■ Short problem:
Skip the images and return the records below exactly.

■ Information provided:
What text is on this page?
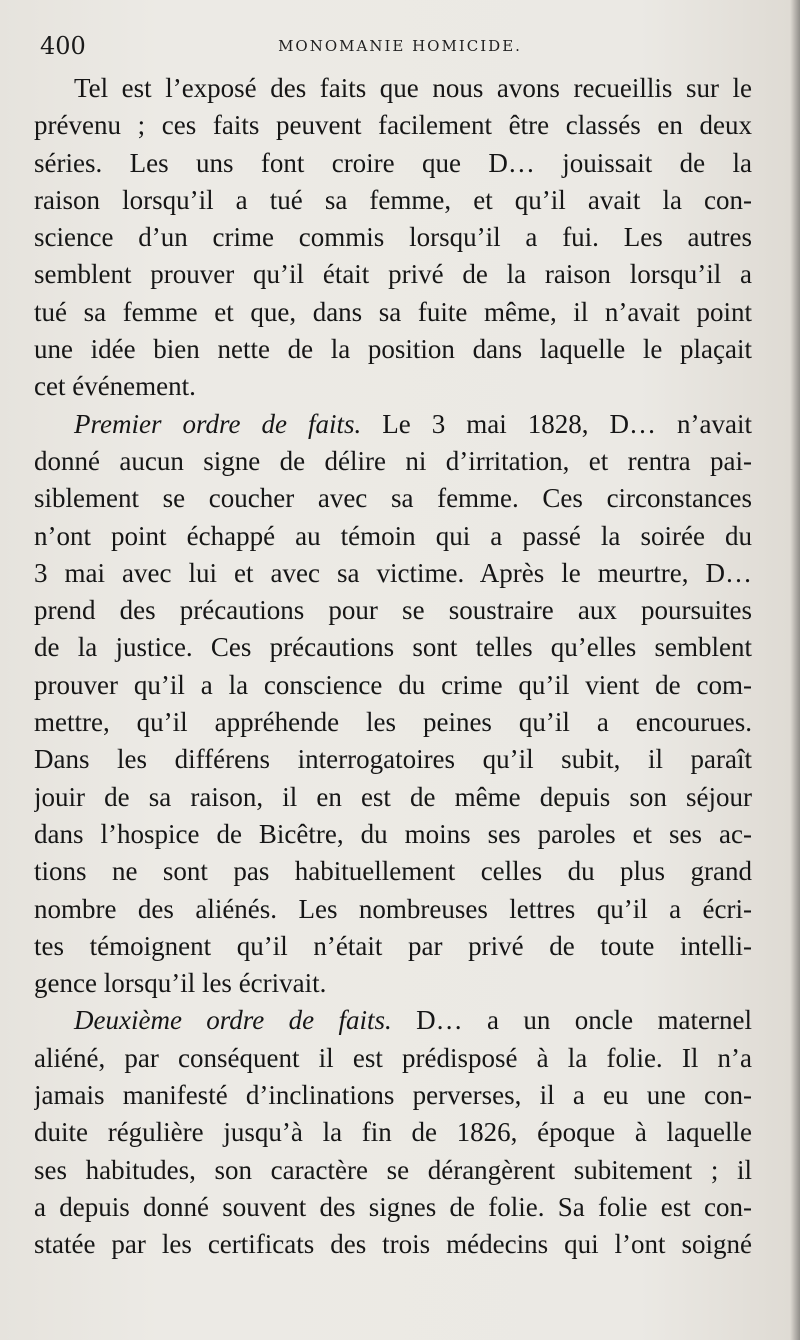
400	MONOMANIE HOMICIDE.
Tel est l’exposé des faits que nous avons recueillis sur le
prévenu ; ces faits peuvent facilement être classés en deux
séries. Les uns font croire que D… jouissait de la
raison lorsqu’il a tué sa femme, et qu’il avait la con-
science d’un crime commis lorsqu’il a fui. Les autres
semblent prouver qu’il était privé de la raison lorsqu’il a
tué sa femme et que, dans sa fuite même, il n’avait point
une idée bien nette de la position dans laquelle le plaçait
cet événement.
Premier ordre de faits. Le 3 mai 1828, D… n’avait
donné aucun signe de délire ni d’irritation, et rentra pai-
siblement se coucher avec sa femme. Ces circonstances
n’ont point échappé au témoin qui a passé la soirée du
3 mai avec lui et avec sa victime. Après le meurtre, D…
prend des précautions pour se soustraire aux poursuites
de la justice. Ces précautions sont telles qu’elles semblent
prouver qu’il a la conscience du crime qu’il vient de com-
mettre, qu’il appréhende les peines qu’il a encourues.
Dans les différens interrogatoires qu’il subit, il paraît
jouir de sa raison, il en est de même depuis son séjour
dans l’hospice de Bicêtre, du moins ses paroles et ses ac-
tions ne sont pas habituellement celles du plus grand
nombre des aliénés. Les nombreuses lettres qu’il a écri-
tes témoignent qu’il n’était par privé de toute intelli-
gence lorsqu’il les écrivait.
Deuxième ordre de faits. D… a un oncle maternel
aliéné, par conséquent il est prédisposé à la folie. Il n’a
jamais manifesté d’inclinations perverses, il a eu une con-
duite régulière jusqu’à la fin de 1826, époque à laquelle
ses habitudes, son caractère se dérangèrent subitement ; il
a depuis donné souvent des signes de folie. Sa folie est con-
statée par les certificats des trois médecins qui l’ont soigné
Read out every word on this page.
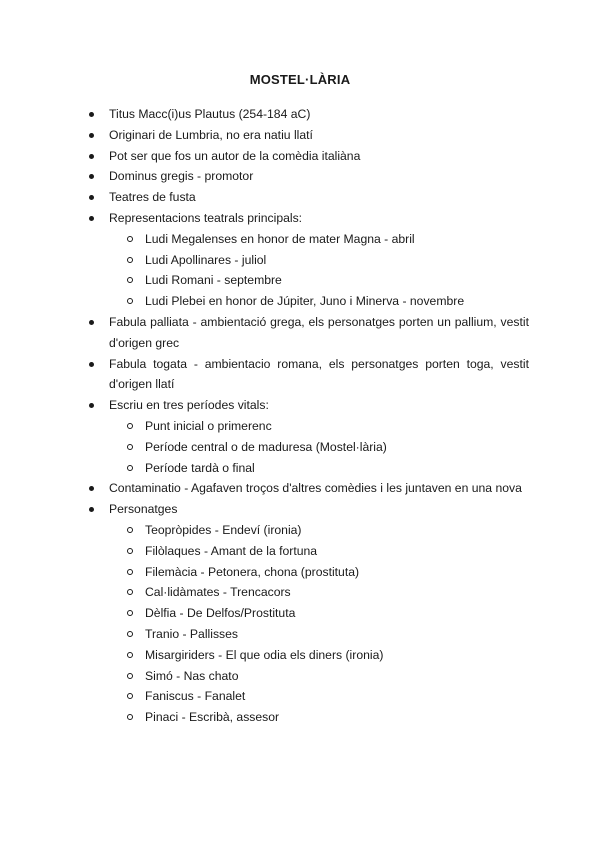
MOSTEL·LÀRIA
Titus Macc(i)us Plautus (254-184 aC)
Originari de Lumbria, no era natiu llatí
Pot ser que fos un autor de la comèdia italiàna
Dominus gregis - promotor
Teatres de fusta
Representacions teatrals principals:
Ludi Megalenses en honor de mater Magna - abril
Ludi Apollinares - juliol
Ludi Romani - septembre
Ludi Plebei en honor de Júpiter, Juno i Minerva - novembre
Fabula palliata - ambientació grega, els personatges porten un pallium, vestit d'origen grec
Fabula togata - ambientacio romana, els personatges porten toga, vestit d'origen llatí
Escriu en tres períodes vitals:
Punt inicial o primerenc
Període central o de maduresa (Mostel·lària)
Període tardà o final
Contaminatio - Agafaven troços d'altres comèdies i les juntaven en una nova
Personatges
Teopròpides - Endeví (ironia)
Filòlaques - Amant de la fortuna
Filemàcia - Petonera, chona (prostituta)
Cal·lidàmates - Trencacors
Dèlfia - De Delfos/Prostituta
Tranio - Pallisses
Misargiriders - El que odia els diners (ironia)
Simó - Nas chato
Faniscus - Fanalet
Pinaci - Escribà, assesor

■ Reply to the task:
What text is on this page?
400	MONOMANIE HOMICIDE.
Tel est l’exposé des faits que nous avons recueillis sur le
prévenu ; ces faits peuvent facilement être classés en deux
séries. Les uns font croire que D… jouissait de la
raison lorsqu’il a tué sa femme, et qu’il avait la con-
science d’un crime commis lorsqu’il a fui. Les autres
semblent prouver qu’il était privé de la raison lorsqu’il a
tué sa femme et que, dans sa fuite même, il n’avait point
une idée bien nette de la position dans laquelle le plaçait
cet événement.
Premier ordre de faits. Le 3 mai 1828, D… n’avait
donné aucun signe de délire ni d’irritation, et rentra pai-
siblement se coucher avec sa femme. Ces circonstances
n’ont point échappé au témoin qui a passé la soirée du
3 mai avec lui et avec sa victime. Après le meurtre, D…
prend des précautions pour se soustraire aux poursuites
de la justice. Ces précautions sont telles qu’elles semblent
prouver qu’il a la conscience du crime qu’il vient de com-
mettre, qu’il appréhende les peines qu’il a encourues.
Dans les différens interrogatoires qu’il subit, il paraît
jouir de sa raison, il en est de même depuis son séjour
dans l’hospice de Bicêtre, du moins ses paroles et ses ac-
tions ne sont pas habituellement celles du plus grand
nombre des aliénés. Les nombreuses lettres qu’il a écri-
tes témoignent qu’il n’était par privé de toute intelli-
gence lorsqu’il les écrivait.
Deuxième ordre de faits. D… a un oncle maternel
aliéné, par conséquent il est prédisposé à la folie. Il n’a
jamais manifesté d’inclinations perverses, il a eu une con-
duite régulière jusqu’à la fin de 1826, époque à laquelle
ses habitudes, son caractère se dérangèrent subitement ; il
a depuis donné souvent des signes de folie. Sa folie est con-
statée par les certificats des trois médecins qui l’ont soigné
Read out every word on this page.
MOSTEL·LÀRIA
Titus Macc(i)us Plautus (254-184 aC)
Originari de Lumbria, no era natiu llatí
Pot ser que fos un autor de la comèdia italiàna
Dominus gregis - promotor
Teatres de fusta
Representacions teatrals principals:
Ludi Megalenses en honor de mater Magna - abril
Ludi Apollinares - juliol
Ludi Romani - septembre
Ludi Plebei en honor de Júpiter, Juno i Minerva - novembre
Fabula palliata - ambientació grega, els personatges porten un pallium, vestit d'origen grec
Fabula togata - ambientacio romana, els personatges porten toga, vestit d'origen llatí
Escriu en tres períodes vitals:
Punt inicial o primerenc
Període central o de maduresa (Mostel·lària)
Període tardà o final
Contaminatio - Agafaven troços d'altres comèdies i les juntaven en una nova
Personatges
Teopròpides - Endeví (ironia)
Filòlaques - Amant de la fortuna
Filemàcia - Petonera, chona (prostituta)
Cal·lidàmates - Trencacors
Dèlfia - De Delfos/Prostituta
Tranio - Pallisses
Misargiriders - El que odia els diners (ironia)
Simó - Nas chato
Faniscus - Fanalet
Pinaci - Escribà, assesor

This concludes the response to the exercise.